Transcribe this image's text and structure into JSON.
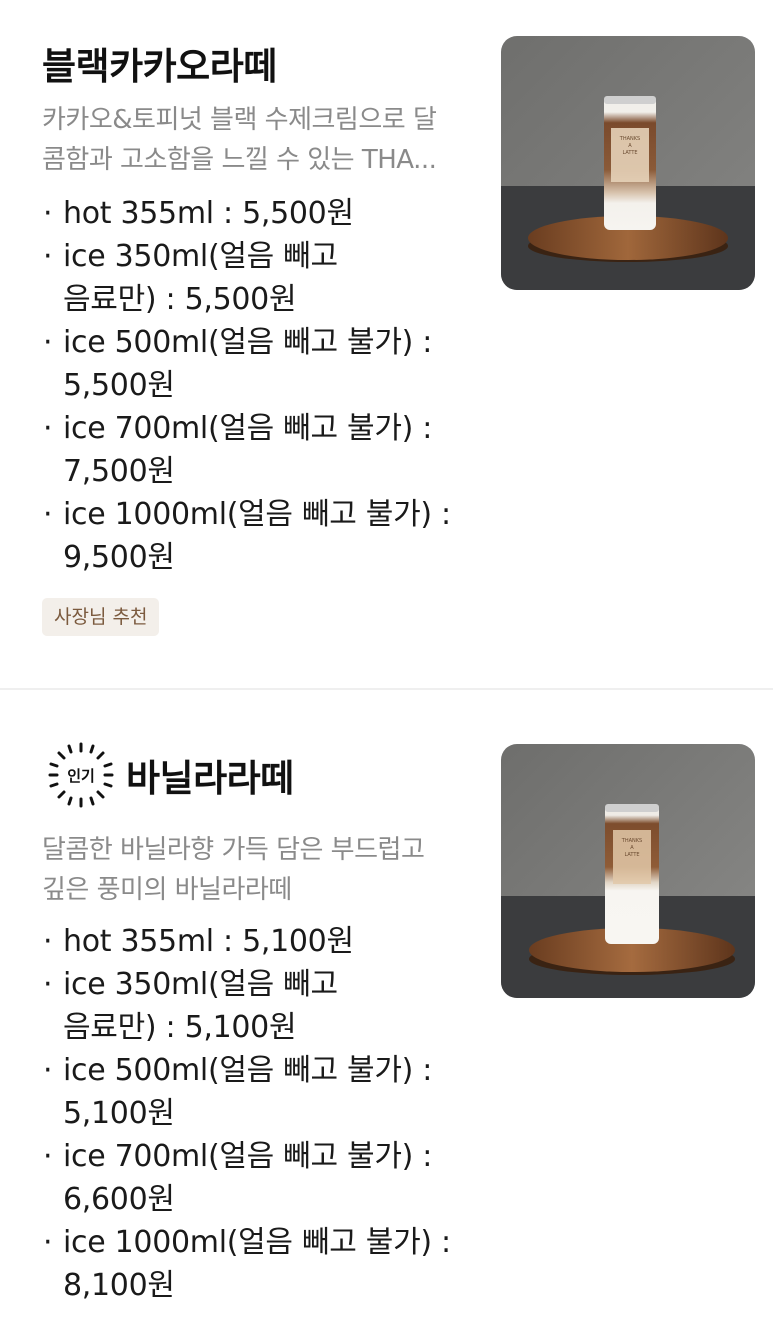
{
  "items": [
    {
      "name": "블랙카카오라떼",
      "description_lines": [
        "카카오&토피넛 블랙 수제크림으로 달",
        "콤함과 고소함을 느낄 수 있는 THA..."
      ],
      "options": [
        {
          "lines": [
            "hot 355ml : 5,500원"
          ]
        },
        {
          "lines": [
            "ice 350ml(얼음 빼고",
            "음료만) : 5,500원"
          ]
        },
        {
          "lines": [
            "ice 500ml(얼음 빼고 불가) :",
            "5,500원"
          ]
        },
        {
          "lines": [
            "ice 700ml(얼음 빼고 불가) :",
            "7,500원"
          ]
        },
        {
          "lines": [
            "ice 1000ml(얼음 빼고 불가) :",
            "9,500원"
          ]
        }
      ],
      "badge": "사장님 추천",
      "photo": {
        "label_text": "THANKS A LATTE",
        "drink": "black-cacao-latte"
      }
    },
    {
      "name": "바닐라라떼",
      "popular_badge": "인기",
      "description_lines": [
        "달콤한 바닐라향 가득 담은 부드럽고",
        "깊은 풍미의 바닐라라떼"
      ],
      "options": [
        {
          "lines": [
            "hot 355ml : 5,100원"
          ]
        },
        {
          "lines": [
            "ice 350ml(얼음 빼고",
            "음료만) : 5,100원"
          ]
        },
        {
          "lines": [
            "ice 500ml(얼음 빼고 불가) :",
            "5,100원"
          ]
        },
        {
          "lines": [
            "ice 700ml(얼음 빼고 불가) :",
            "6,600원"
          ]
        },
        {
          "lines": [
            "ice 1000ml(얼음 빼고 불가) :",
            "8,100원"
          ]
        }
      ],
      "photo": {
        "label_text": "THANKS A LATTE",
        "drink": "vanilla-latte"
      }
    }
  ],
  "colors": {
    "badge_bg": "#f3efea",
    "badge_text": "#7b5a3e",
    "desc_text": "#8a8a8a",
    "divider": "#efefef"
  }
}
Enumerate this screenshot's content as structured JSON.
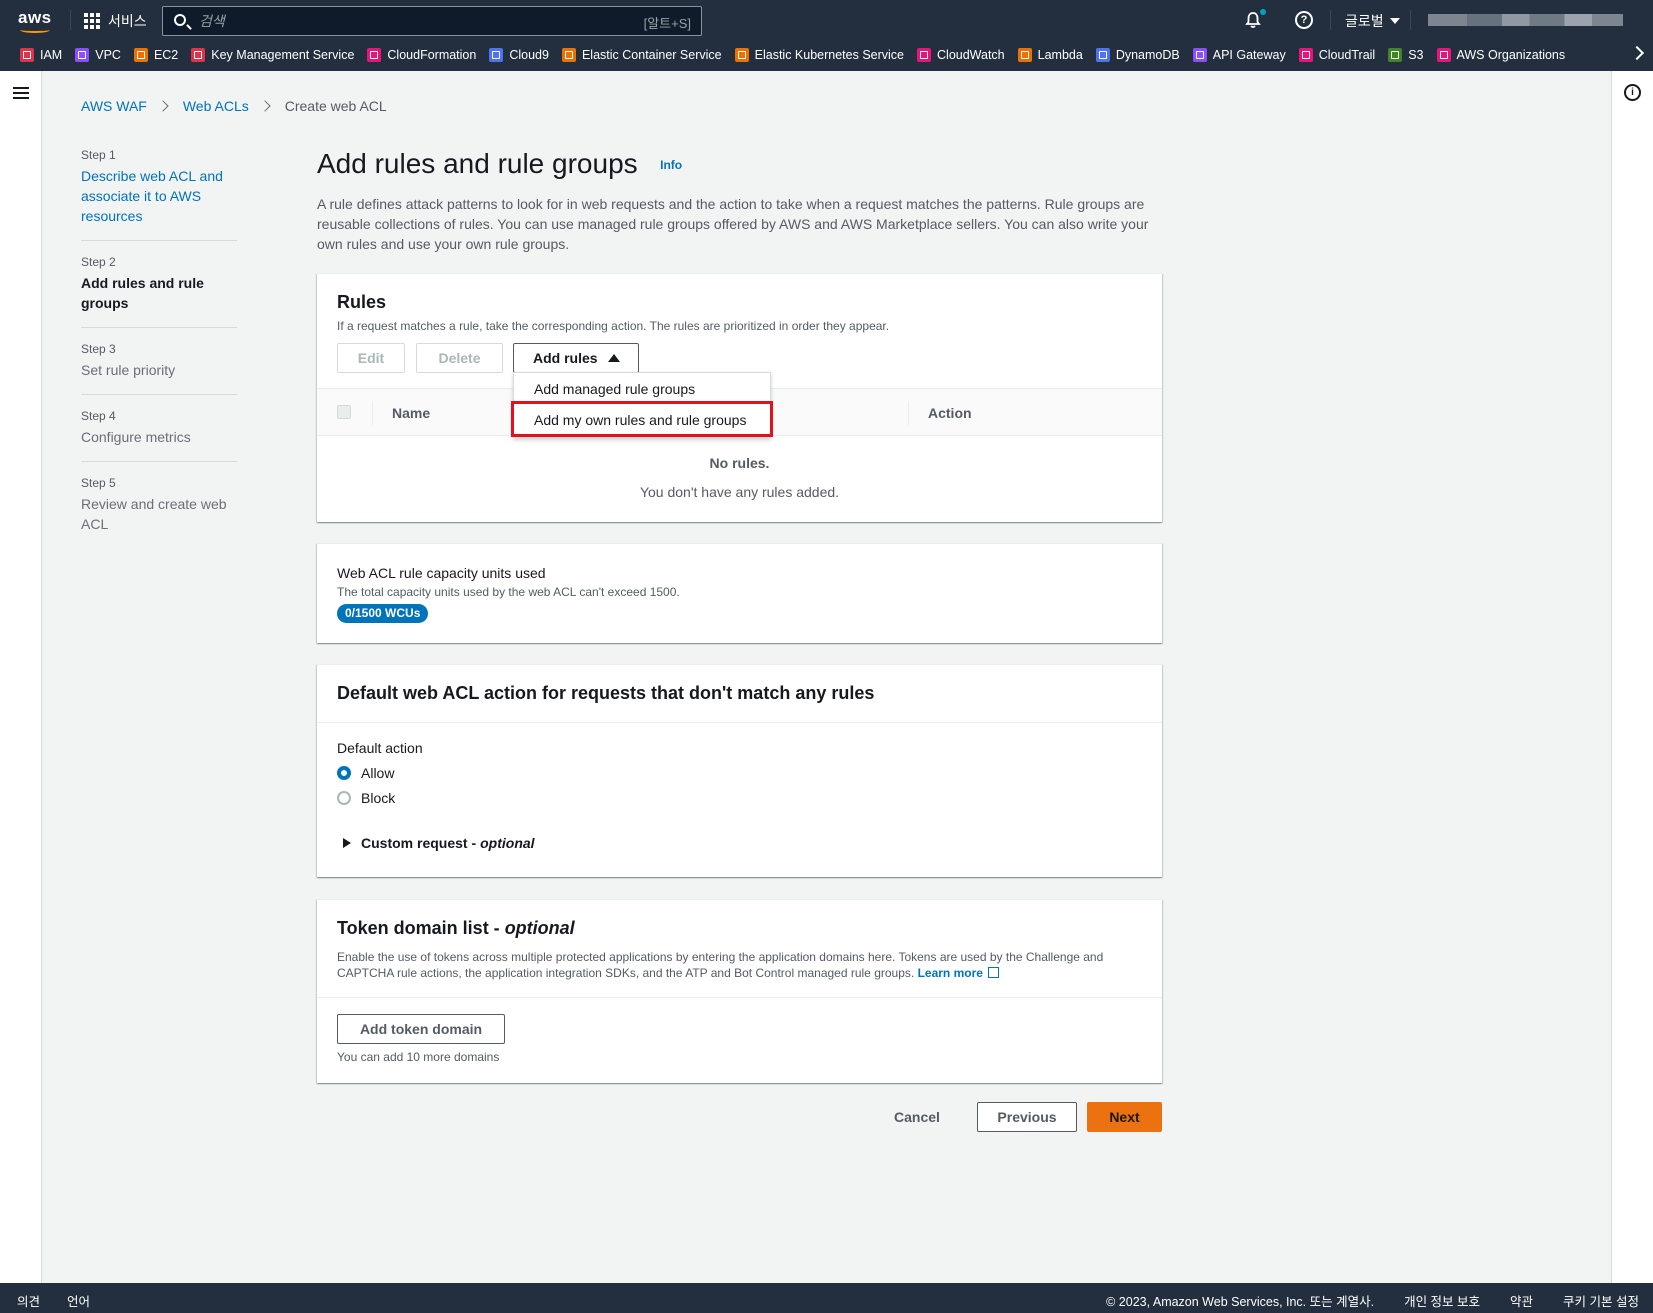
{
  "topnav": {
    "logo_text": "aws",
    "services_label": "서비스",
    "search_placeholder": "검색",
    "search_shortcut": "[알트+S]",
    "help_symbol": "?",
    "region_label": "글로벌",
    "favorites": [
      {
        "label": "IAM",
        "color": "#dd344c"
      },
      {
        "label": "VPC",
        "color": "#8c4fff"
      },
      {
        "label": "EC2",
        "color": "#ed7100"
      },
      {
        "label": "Key Management Service",
        "color": "#dd344c"
      },
      {
        "label": "CloudFormation",
        "color": "#e7157b"
      },
      {
        "label": "Cloud9",
        "color": "#4d72f3"
      },
      {
        "label": "Elastic Container Service",
        "color": "#ed7100"
      },
      {
        "label": "Elastic Kubernetes Service",
        "color": "#ed7100"
      },
      {
        "label": "CloudWatch",
        "color": "#e7157b"
      },
      {
        "label": "Lambda",
        "color": "#ed7100"
      },
      {
        "label": "DynamoDB",
        "color": "#4d72f3"
      },
      {
        "label": "API Gateway",
        "color": "#8c4fff"
      },
      {
        "label": "CloudTrail",
        "color": "#e7157b"
      },
      {
        "label": "S3",
        "color": "#3f8624"
      },
      {
        "label": "AWS Organizations",
        "color": "#e7157b"
      }
    ]
  },
  "right_rail": {
    "info_symbol": "i"
  },
  "breadcrumb": {
    "items": [
      "AWS WAF",
      "Web ACLs"
    ],
    "current": "Create web ACL"
  },
  "steps": [
    {
      "num": "Step 1",
      "title": "Describe web ACL and associate it to AWS resources",
      "state": "link"
    },
    {
      "num": "Step 2",
      "title": "Add rules and rule groups",
      "state": "active"
    },
    {
      "num": "Step 3",
      "title": "Set rule priority",
      "state": "disabled"
    },
    {
      "num": "Step 4",
      "title": "Configure metrics",
      "state": "disabled"
    },
    {
      "num": "Step 5",
      "title": "Review and create web ACL",
      "state": "disabled"
    }
  ],
  "main": {
    "title": "Add rules and rule groups",
    "info_link": "Info",
    "description": "A rule defines attack patterns to look for in web requests and the action to take when a request matches the patterns. Rule groups are reusable collections of rules. You can use managed rule groups offered by AWS and AWS Marketplace sellers. You can also write your own rules and use your own rule groups."
  },
  "rules": {
    "title": "Rules",
    "subtitle": "If a request matches a rule, take the corresponding action. The rules are prioritized in order they appear.",
    "edit_label": "Edit",
    "delete_label": "Delete",
    "add_rules_label": "Add rules",
    "col_name": "Name",
    "col_action": "Action",
    "empty_title": "No rules.",
    "empty_sub": "You don't have any rules added.",
    "dropdown": [
      "Add managed rule groups",
      "Add my own rules and rule groups"
    ]
  },
  "wcu": {
    "title": "Web ACL rule capacity units used",
    "subtitle": "The total capacity units used by the web ACL can't exceed 1500.",
    "badge": "0/1500 WCUs"
  },
  "default_action": {
    "title": "Default web ACL action for requests that don't match any rules",
    "label": "Default action",
    "options": [
      "Allow",
      "Block"
    ],
    "selected": "Allow",
    "custom_request": "Custom request - ",
    "custom_request_optional": "optional"
  },
  "token": {
    "title": "Token domain list - ",
    "title_optional": "optional",
    "description": "Enable the use of tokens across multiple protected applications by entering the application domains here. Tokens are used by the Challenge and CAPTCHA rule actions, the application integration SDKs, and the ATP and Bot Control managed rule groups.",
    "learn_more": "Learn more",
    "add_button": "Add token domain",
    "note": "You can add 10 more domains"
  },
  "footer": {
    "cancel": "Cancel",
    "previous": "Previous",
    "next": "Next"
  },
  "bottom": {
    "feedback": "의견",
    "language": "언어",
    "copyright": "© 2023, Amazon Web Services, Inc. 또는 계열사.",
    "privacy": "개인 정보 보호",
    "terms": "약관",
    "cookies": "쿠키 기본 설정"
  }
}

◆ TASK
Without the pictures, restate all of the entries above verbatim.

◆ CORRECT RESPONSE
Transcribe this image's text and structure into JSON.
{
  "items": [
    {
      "name": "블랙카카오라떼",
      "description_lines": [
        "카카오&토피넛 블랙 수제크림으로 달",
        "콤함과 고소함을 느낄 수 있는 THA..."
      ],
      "options": [
        {
          "lines": [
            "hot 355ml : 5,500원"
          ]
        },
        {
          "lines": [
            "ice 350ml(얼음 빼고",
            "음료만) : 5,500원"
          ]
        },
        {
          "lines": [
            "ice 500ml(얼음 빼고 불가) :",
            "5,500원"
          ]
        },
        {
          "lines": [
            "ice 700ml(얼음 빼고 불가) :",
            "7,500원"
          ]
        },
        {
          "lines": [
            "ice 1000ml(얼음 빼고 불가) :",
            "9,500원"
          ]
        }
      ],
      "badge": "사장님 추천",
      "photo": {
        "label_text": "THANKS A LATTE",
        "drink": "black-cacao-latte"
      }
    },
    {
      "name": "바닐라라떼",
      "popular_badge": "인기",
      "description_lines": [
        "달콤한 바닐라향 가득 담은 부드럽고",
        "깊은 풍미의 바닐라라떼"
      ],
      "options": [
        {
          "lines": [
            "hot 355ml : 5,100원"
          ]
        },
        {
          "lines": [
            "ice 350ml(얼음 빼고",
            "음료만) : 5,100원"
          ]
        },
        {
          "lines": [
            "ice 500ml(얼음 빼고 불가) :",
            "5,100원"
          ]
        },
        {
          "lines": [
            "ice 700ml(얼음 빼고 불가) :",
            "6,600원"
          ]
        },
        {
          "lines": [
            "ice 1000ml(얼음 빼고 불가) :",
            "8,100원"
          ]
        }
      ],
      "photo": {
        "label_text": "THANKS A LATTE",
        "drink": "vanilla-latte"
      }
    }
  ],
  "colors": {
    "badge_bg": "#f3efea",
    "badge_text": "#7b5a3e",
    "desc_text": "#8a8a8a",
    "divider": "#efefef"
  }
}
Enumerate this screenshot's content as structured JSON.
{
  "topnav": {
    "logo_text": "aws",
    "services_label": "서비스",
    "search_placeholder": "검색",
    "search_shortcut": "[알트+S]",
    "help_symbol": "?",
    "region_label": "글로벌",
    "favorites": [
      {
        "label": "IAM",
        "color": "#dd344c"
      },
      {
        "label": "VPC",
        "color": "#8c4fff"
      },
      {
        "label": "EC2",
        "color": "#ed7100"
      },
      {
        "label": "Key Management Service",
        "color": "#dd344c"
      },
      {
        "label": "CloudFormation",
        "color": "#e7157b"
      },
      {
        "label": "Cloud9",
        "color": "#4d72f3"
      },
      {
        "label": "Elastic Container Service",
        "color": "#ed7100"
      },
      {
        "label": "Elastic Kubernetes Service",
        "color": "#ed7100"
      },
      {
        "label": "CloudWatch",
        "color": "#e7157b"
      },
      {
        "label": "Lambda",
        "color": "#ed7100"
      },
      {
        "label": "DynamoDB",
        "color": "#4d72f3"
      },
      {
        "label": "API Gateway",
        "color": "#8c4fff"
      },
      {
        "label": "CloudTrail",
        "color": "#e7157b"
      },
      {
        "label": "S3",
        "color": "#3f8624"
      },
      {
        "label": "AWS Organizations",
        "color": "#e7157b"
      }
    ]
  },
  "right_rail": {
    "info_symbol": "i"
  },
  "breadcrumb": {
    "items": [
      "AWS WAF",
      "Web ACLs"
    ],
    "current": "Create web ACL"
  },
  "steps": [
    {
      "num": "Step 1",
      "title": "Describe web ACL and associate it to AWS resources",
      "state": "link"
    },
    {
      "num": "Step 2",
      "title": "Add rules and rule groups",
      "state": "active"
    },
    {
      "num": "Step 3",
      "title": "Set rule priority",
      "state": "disabled"
    },
    {
      "num": "Step 4",
      "title": "Configure metrics",
      "state": "disabled"
    },
    {
      "num": "Step 5",
      "title": "Review and create web ACL",
      "state": "disabled"
    }
  ],
  "main": {
    "title": "Add rules and rule groups",
    "info_link": "Info",
    "description": "A rule defines attack patterns to look for in web requests and the action to take when a request matches the patterns. Rule groups are reusable collections of rules. You can use managed rule groups offered by AWS and AWS Marketplace sellers. You can also write your own rules and use your own rule groups."
  },
  "rules": {
    "title": "Rules",
    "subtitle": "If a request matches a rule, take the corresponding action. The rules are prioritized in order they appear.",
    "edit_label": "Edit",
    "delete_label": "Delete",
    "add_rules_label": "Add rules",
    "col_name": "Name",
    "col_action": "Action",
    "empty_title": "No rules.",
    "empty_sub": "You don't have any rules added.",
    "dropdown": [
      "Add managed rule groups",
      "Add my own rules and rule groups"
    ]
  },
  "wcu": {
    "title": "Web ACL rule capacity units used",
    "subtitle": "The total capacity units used by the web ACL can't exceed 1500.",
    "badge": "0/1500 WCUs"
  },
  "default_action": {
    "title": "Default web ACL action for requests that don't match any rules",
    "label": "Default action",
    "options": [
      "Allow",
      "Block"
    ],
    "selected": "Allow",
    "custom_request": "Custom request - ",
    "custom_request_optional": "optional"
  },
  "token": {
    "title": "Token domain list - ",
    "title_optional": "optional",
    "description": "Enable the use of tokens across multiple protected applications by entering the application domains here. Tokens are used by the Challenge and CAPTCHA rule actions, the application integration SDKs, and the ATP and Bot Control managed rule groups.",
    "learn_more": "Learn more",
    "add_button": "Add token domain",
    "note": "You can add 10 more domains"
  },
  "footer": {
    "cancel": "Cancel",
    "previous": "Previous",
    "next": "Next"
  },
  "bottom": {
    "feedback": "의견",
    "language": "언어",
    "copyright": "© 2023, Amazon Web Services, Inc. 또는 계열사.",
    "privacy": "개인 정보 보호",
    "terms": "약관",
    "cookies": "쿠키 기본 설정"
  }
}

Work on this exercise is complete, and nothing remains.